◆ **Task to carry out**: Below are records; work out how many of their lines hold the string "relax" and give that number alone.

====== Extracted entries

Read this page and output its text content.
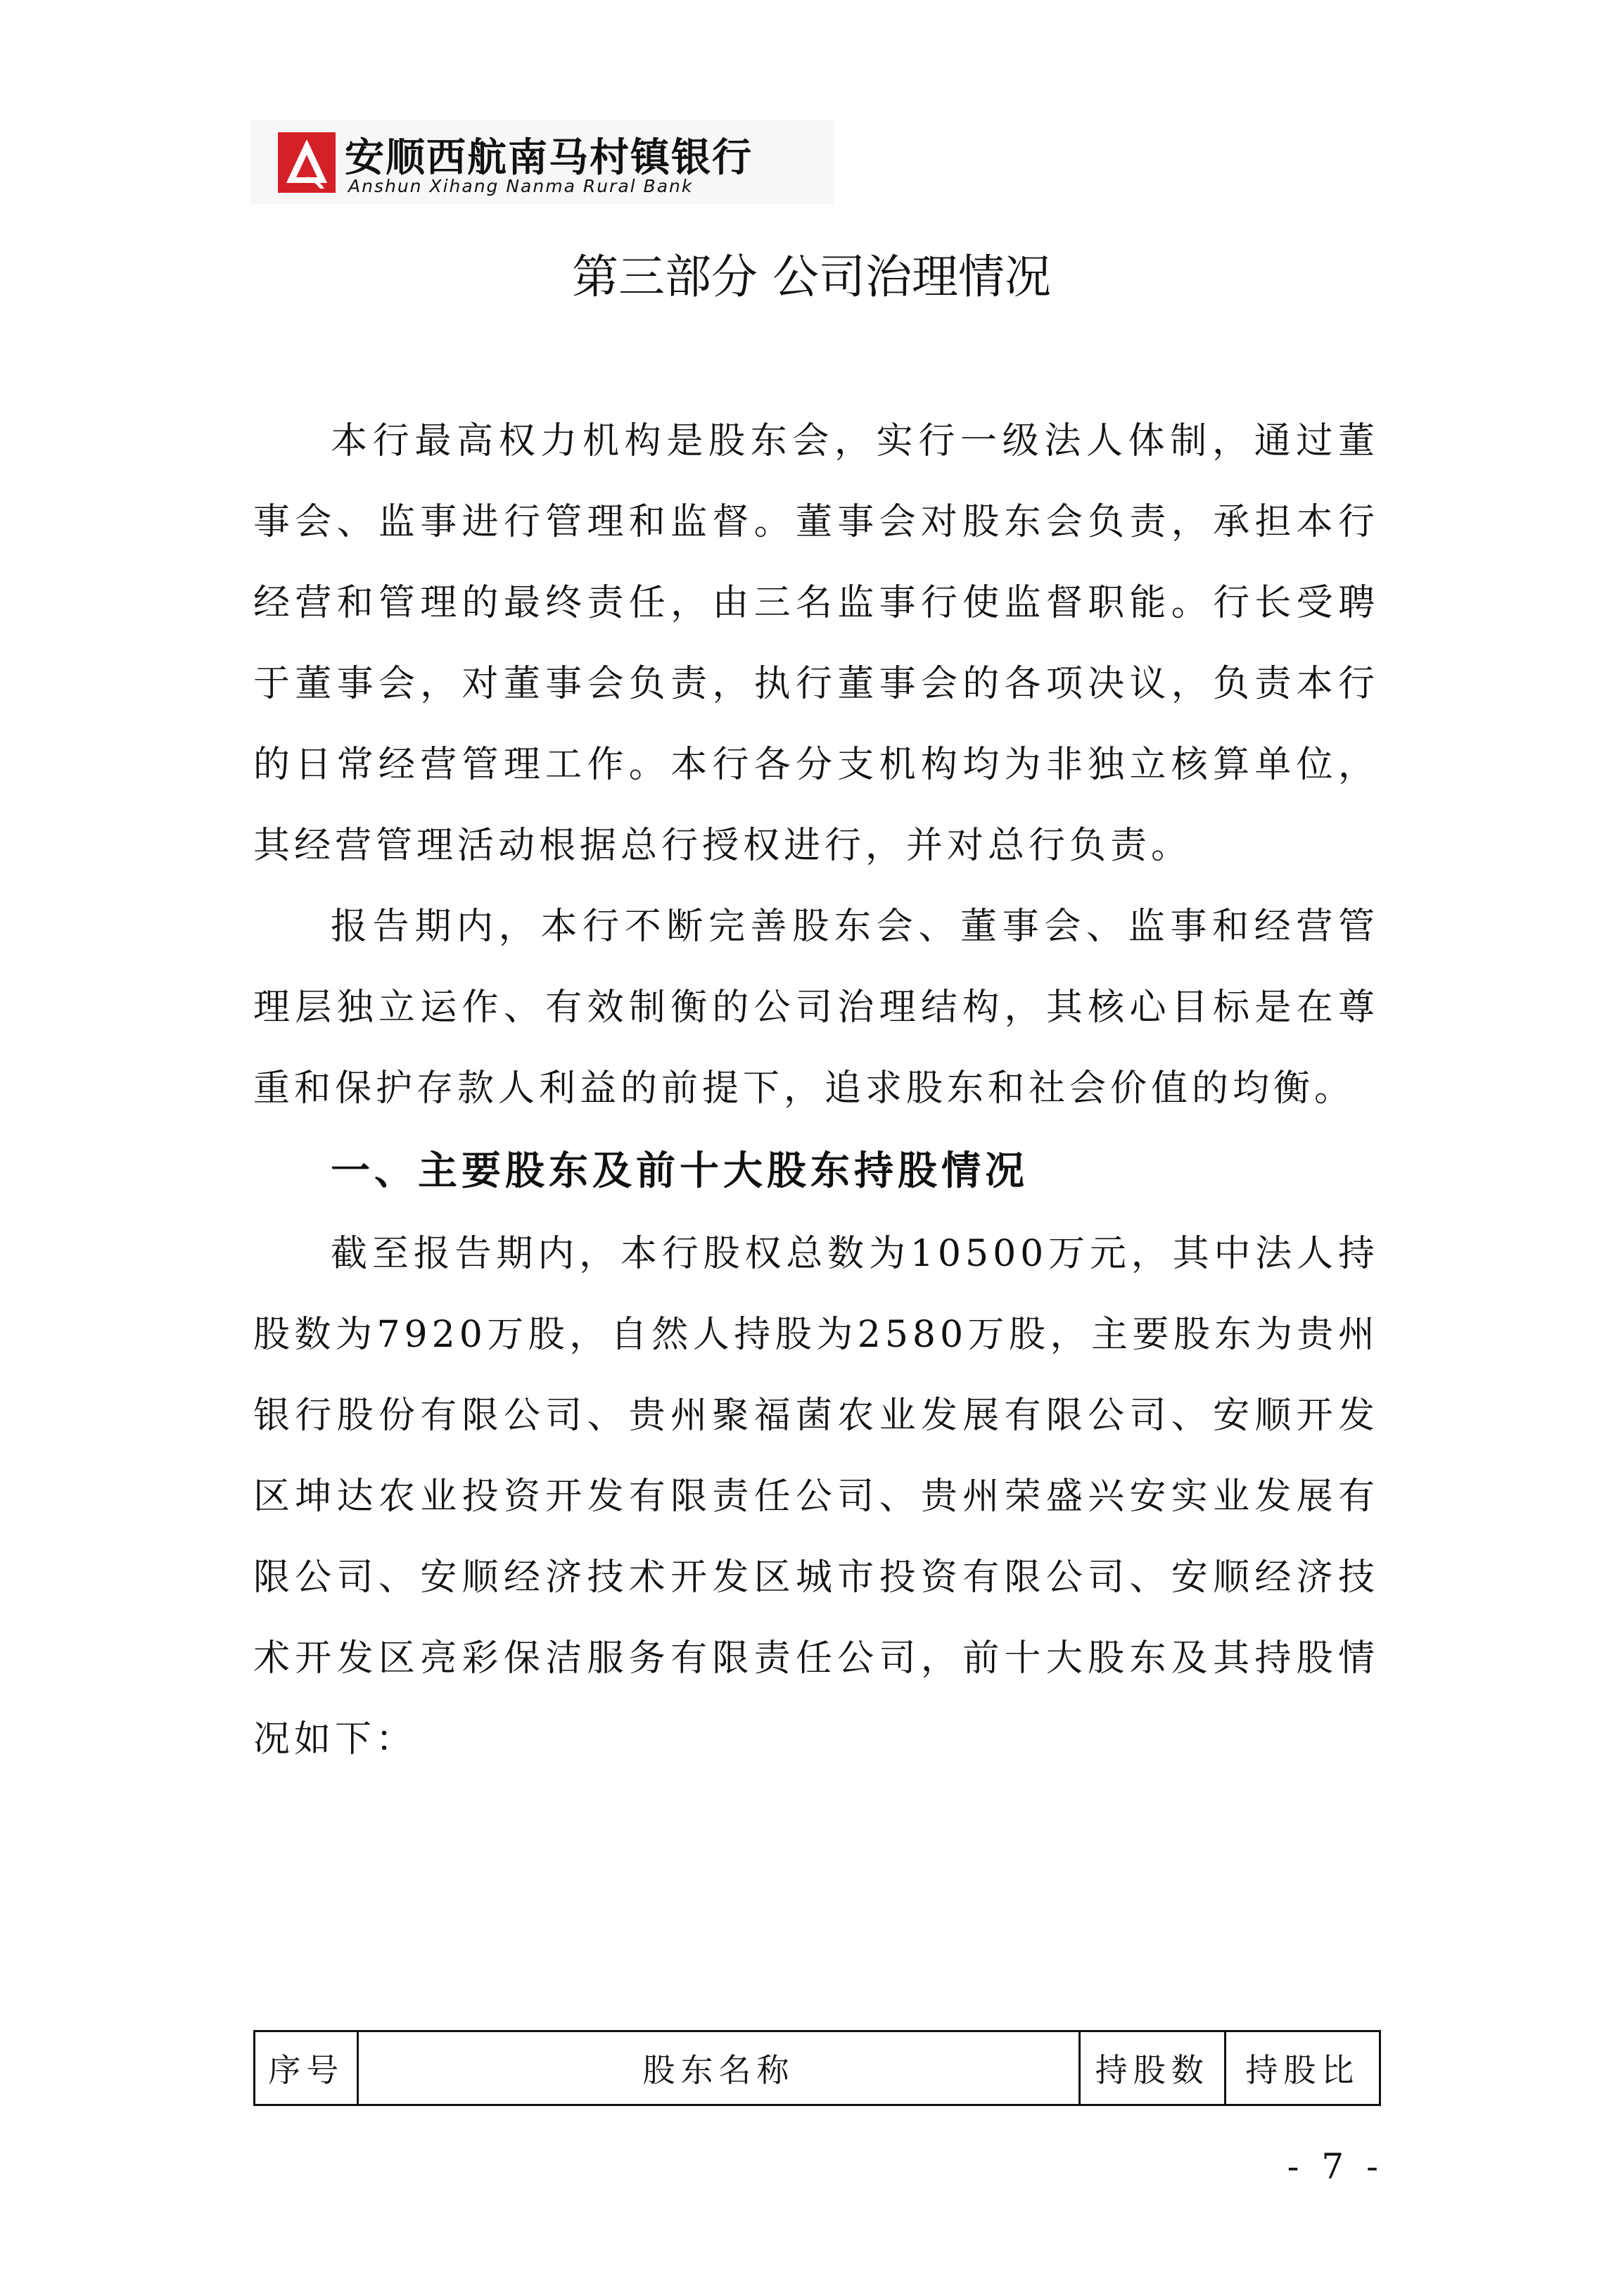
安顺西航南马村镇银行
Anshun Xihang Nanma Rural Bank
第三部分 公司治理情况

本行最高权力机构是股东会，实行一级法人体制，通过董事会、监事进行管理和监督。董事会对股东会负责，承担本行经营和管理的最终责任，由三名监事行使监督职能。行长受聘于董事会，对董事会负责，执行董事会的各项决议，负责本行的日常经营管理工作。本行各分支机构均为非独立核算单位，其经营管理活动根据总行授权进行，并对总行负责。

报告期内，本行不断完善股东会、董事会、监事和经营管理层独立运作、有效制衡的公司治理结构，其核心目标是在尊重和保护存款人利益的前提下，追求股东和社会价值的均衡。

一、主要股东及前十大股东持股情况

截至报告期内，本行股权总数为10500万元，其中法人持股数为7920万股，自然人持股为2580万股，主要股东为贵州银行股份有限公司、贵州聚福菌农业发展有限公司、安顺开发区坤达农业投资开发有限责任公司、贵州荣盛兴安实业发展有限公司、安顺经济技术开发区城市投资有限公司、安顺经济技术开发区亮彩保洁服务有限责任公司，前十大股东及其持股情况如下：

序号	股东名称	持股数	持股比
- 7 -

============
====== Extracted entries

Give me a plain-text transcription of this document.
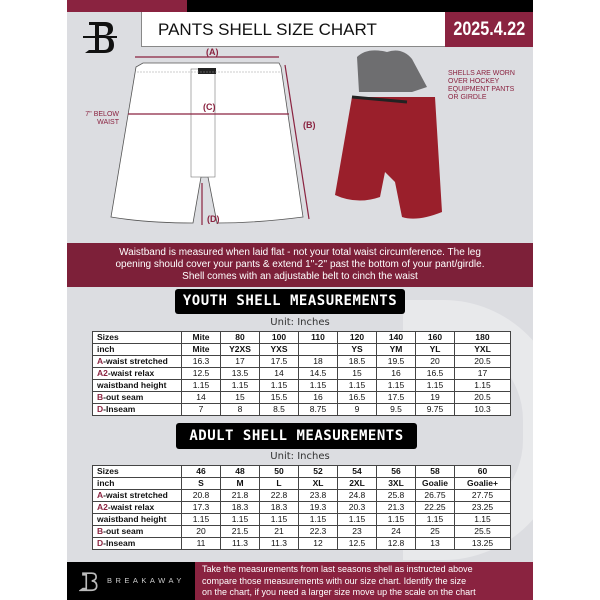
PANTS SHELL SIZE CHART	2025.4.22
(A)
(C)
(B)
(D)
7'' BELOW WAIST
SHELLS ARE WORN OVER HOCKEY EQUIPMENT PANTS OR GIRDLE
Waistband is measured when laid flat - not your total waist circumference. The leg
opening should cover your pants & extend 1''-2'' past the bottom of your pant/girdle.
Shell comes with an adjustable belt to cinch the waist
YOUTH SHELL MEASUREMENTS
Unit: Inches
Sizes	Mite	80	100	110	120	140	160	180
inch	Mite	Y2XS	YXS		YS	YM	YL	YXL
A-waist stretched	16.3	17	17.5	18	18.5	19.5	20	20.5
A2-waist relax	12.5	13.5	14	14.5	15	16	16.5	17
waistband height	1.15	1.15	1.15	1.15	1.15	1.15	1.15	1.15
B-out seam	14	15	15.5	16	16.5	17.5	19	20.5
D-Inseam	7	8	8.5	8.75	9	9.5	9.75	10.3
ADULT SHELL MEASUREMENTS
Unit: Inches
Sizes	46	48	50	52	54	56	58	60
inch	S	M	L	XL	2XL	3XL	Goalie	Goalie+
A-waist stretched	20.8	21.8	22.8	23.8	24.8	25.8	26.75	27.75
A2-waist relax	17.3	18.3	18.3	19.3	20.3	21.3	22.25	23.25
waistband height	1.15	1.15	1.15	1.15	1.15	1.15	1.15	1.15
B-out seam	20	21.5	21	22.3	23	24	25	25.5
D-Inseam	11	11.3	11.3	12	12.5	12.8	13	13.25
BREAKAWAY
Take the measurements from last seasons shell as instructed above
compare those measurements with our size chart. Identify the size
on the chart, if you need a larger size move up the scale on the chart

============
====== Extracted entries

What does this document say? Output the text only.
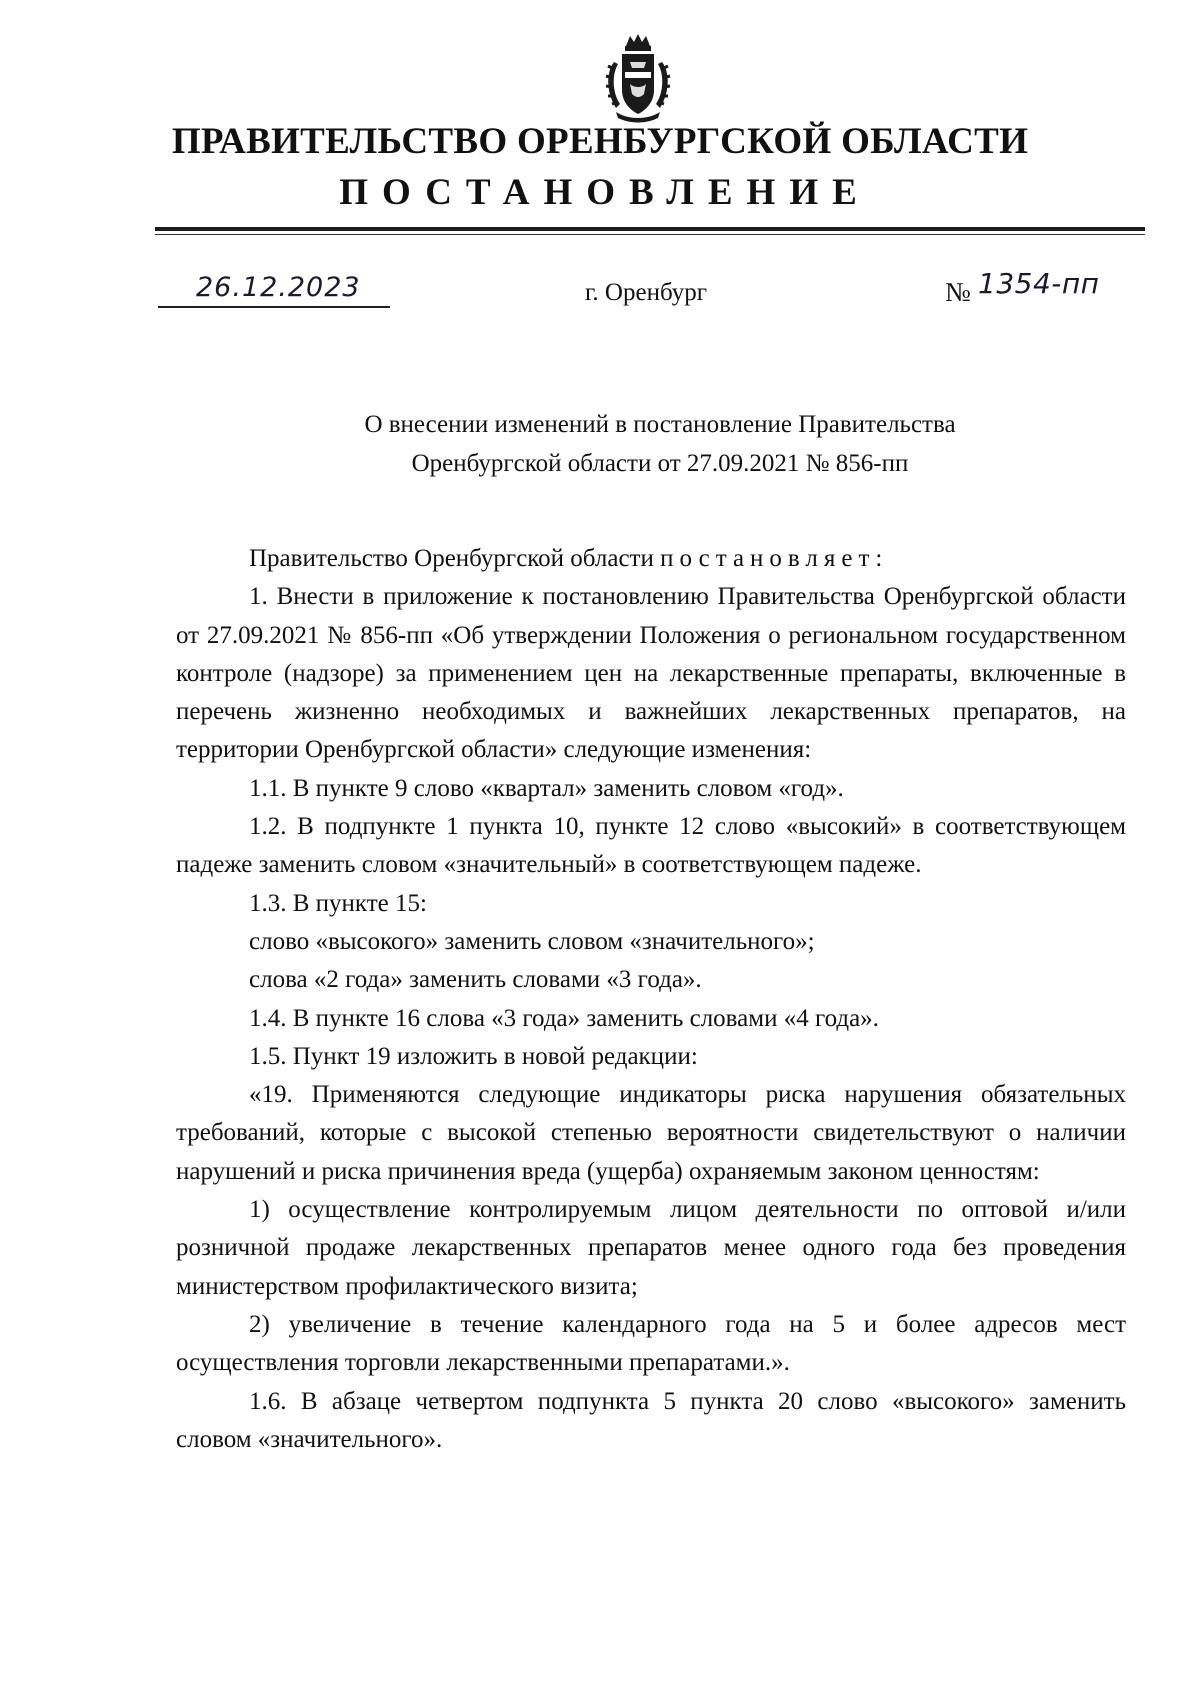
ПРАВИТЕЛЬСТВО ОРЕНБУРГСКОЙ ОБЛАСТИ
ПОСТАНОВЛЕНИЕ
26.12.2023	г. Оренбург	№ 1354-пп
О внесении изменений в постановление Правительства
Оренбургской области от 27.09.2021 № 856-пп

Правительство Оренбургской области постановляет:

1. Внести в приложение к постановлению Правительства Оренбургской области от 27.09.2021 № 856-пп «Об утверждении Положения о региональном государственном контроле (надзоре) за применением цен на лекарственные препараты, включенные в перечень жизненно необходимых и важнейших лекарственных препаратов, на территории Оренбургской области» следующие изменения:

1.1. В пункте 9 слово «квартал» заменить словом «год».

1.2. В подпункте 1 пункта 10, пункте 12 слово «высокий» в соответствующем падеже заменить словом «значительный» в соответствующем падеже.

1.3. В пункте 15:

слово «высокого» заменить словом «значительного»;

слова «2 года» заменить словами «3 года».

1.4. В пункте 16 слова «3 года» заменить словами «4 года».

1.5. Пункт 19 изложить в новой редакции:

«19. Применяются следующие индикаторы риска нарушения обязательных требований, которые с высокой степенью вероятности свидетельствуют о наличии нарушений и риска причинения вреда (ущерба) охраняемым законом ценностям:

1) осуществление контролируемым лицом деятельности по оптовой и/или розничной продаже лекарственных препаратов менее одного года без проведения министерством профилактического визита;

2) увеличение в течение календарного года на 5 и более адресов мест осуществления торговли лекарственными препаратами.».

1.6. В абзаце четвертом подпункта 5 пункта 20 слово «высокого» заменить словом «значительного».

============

◆ **Response to this exercise**: 2